_Required task_
Your task is to repeat the lines below exactly, excluding any pictures they contain.

□ □ □ □

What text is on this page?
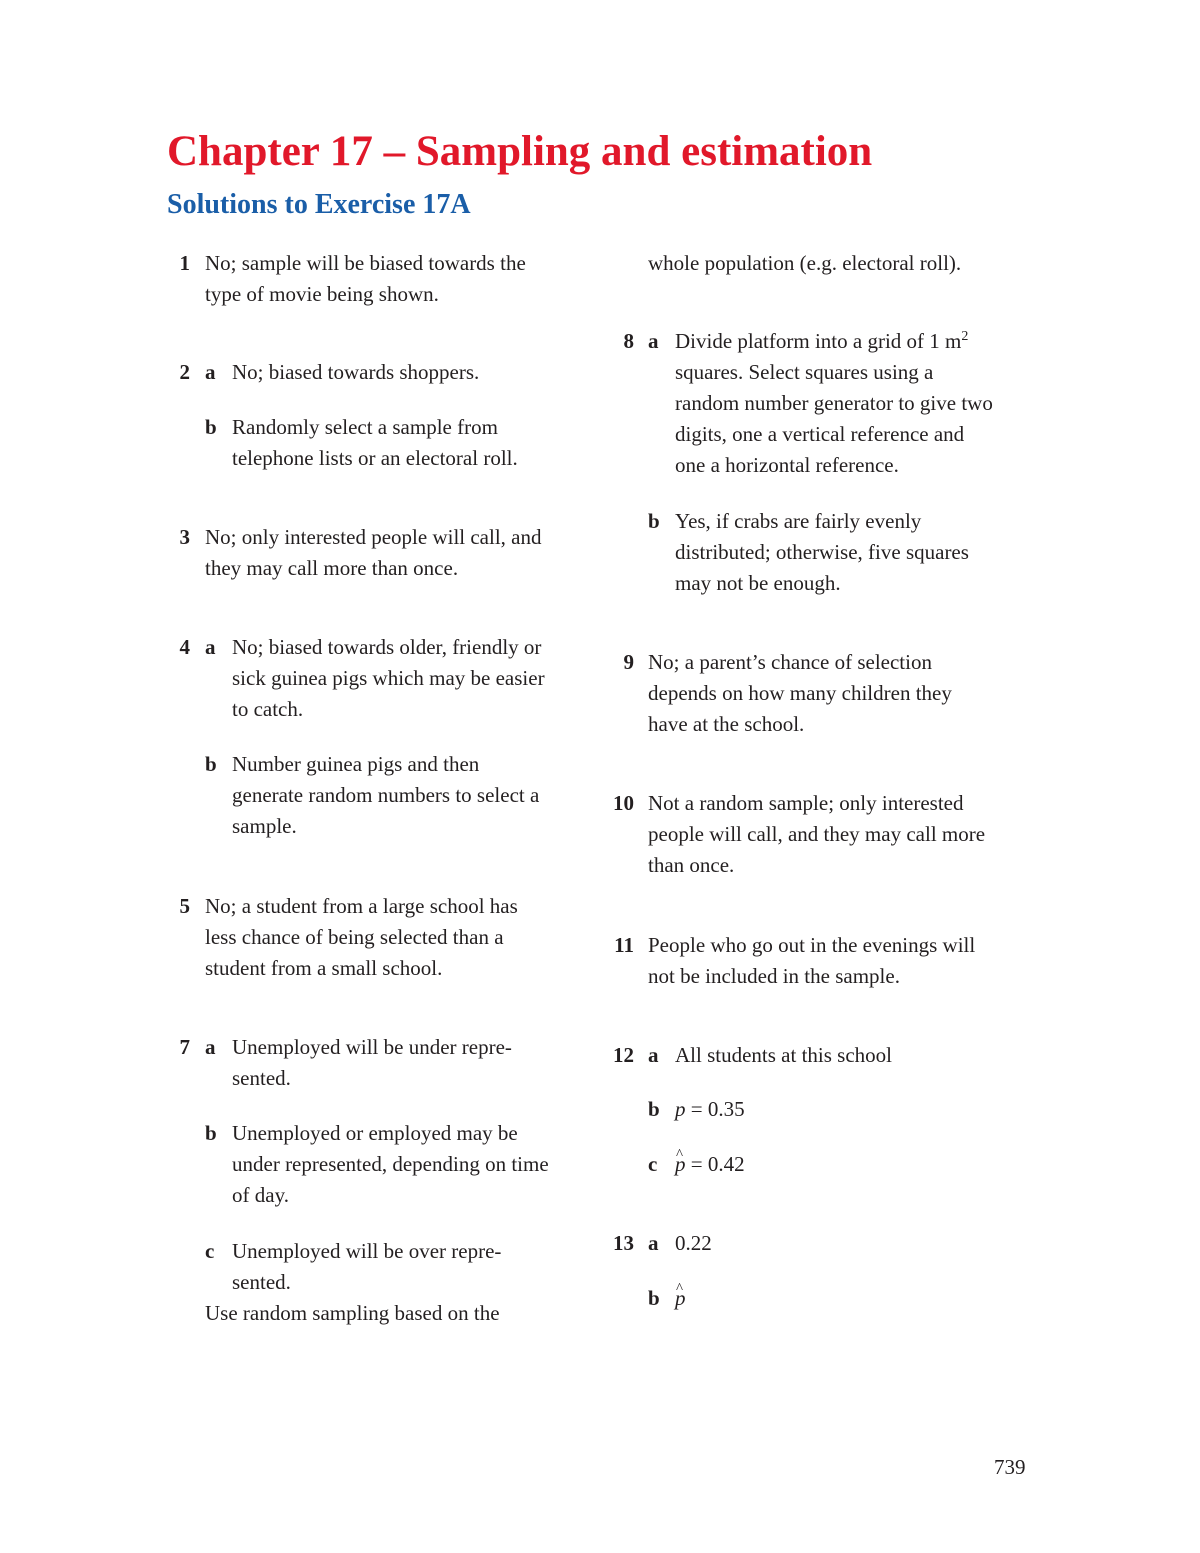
Chapter 17 – Sampling and estimation
Solutions to Exercise 17A
1 No; sample will be biased towards the
type of movie being shown.
2 a No; biased towards shoppers.
b Randomly select a sample from
telephone lists or an electoral roll.
3 No; only interested people will call, and
they may call more than once.
4 a No; biased towards older, friendly or
sick guinea pigs which may be easier
to catch.
b Number guinea pigs and then
generate random numbers to select a
sample.
5 No; a student from a large school has
less chance of being selected than a
student from a small school.
7 a Unemployed will be under repre-
sented.
b Unemployed or employed may be
under represented, depending on time
of day.
c Unemployed will be over repre-
sented.
Use random sampling based on the
whole population (e.g. electoral roll).
8 a Divide platform into a grid of 1 $m^2$
squares. Select squares using a
random number generator to give two
digits, one a vertical reference and
one a horizontal reference.
b Yes, if crabs are fairly evenly
distributed; otherwise, five squares
may not be enough.
9 No; a parent’s chance of selection
depends on how many children they
have at the school.
10 Not a random sample; only interested
people will call, and they may call more
than once.
11 People who go out in the evenings will
not be included in the sample.
12 a All students at this school
b p = 0.35
c ^ p = 0.42
13 a 0.22
b ^ p
739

□ □ □ □

_Result of the exercise_
What text is on this page?
Chapter 17 – Sampling and estimation
Solutions to Exercise 17A
1 No; sample will be biased towards the
type of movie being shown.
2 a No; biased towards shoppers.
b Randomly select a sample from
telephone lists or an electoral roll.
3 No; only interested people will call, and
they may call more than once.
4 a No; biased towards older, friendly or
sick guinea pigs which may be easier
to catch.
b Number guinea pigs and then
generate random numbers to select a
sample.
5 No; a student from a large school has
less chance of being selected than a
student from a small school.
7 a Unemployed will be under repre-
sented.
b Unemployed or employed may be
under represented, depending on time
of day.
c Unemployed will be over repre-
sented.
Use random sampling based on the
whole population (e.g. electoral roll).
8 a Divide platform into a grid of 1 $m^2$
squares. Select squares using a
random number generator to give two
digits, one a vertical reference and
one a horizontal reference.
b Yes, if crabs are fairly evenly
distributed; otherwise, five squares
may not be enough.
9 No; a parent’s chance of selection
depends on how many children they
have at the school.
10 Not a random sample; only interested
people will call, and they may call more
than once.
11 People who go out in the evenings will
not be included in the sample.
12 a All students at this school
b p = 0.35
c ^ p = 0.42
13 a 0.22
b ^ p
739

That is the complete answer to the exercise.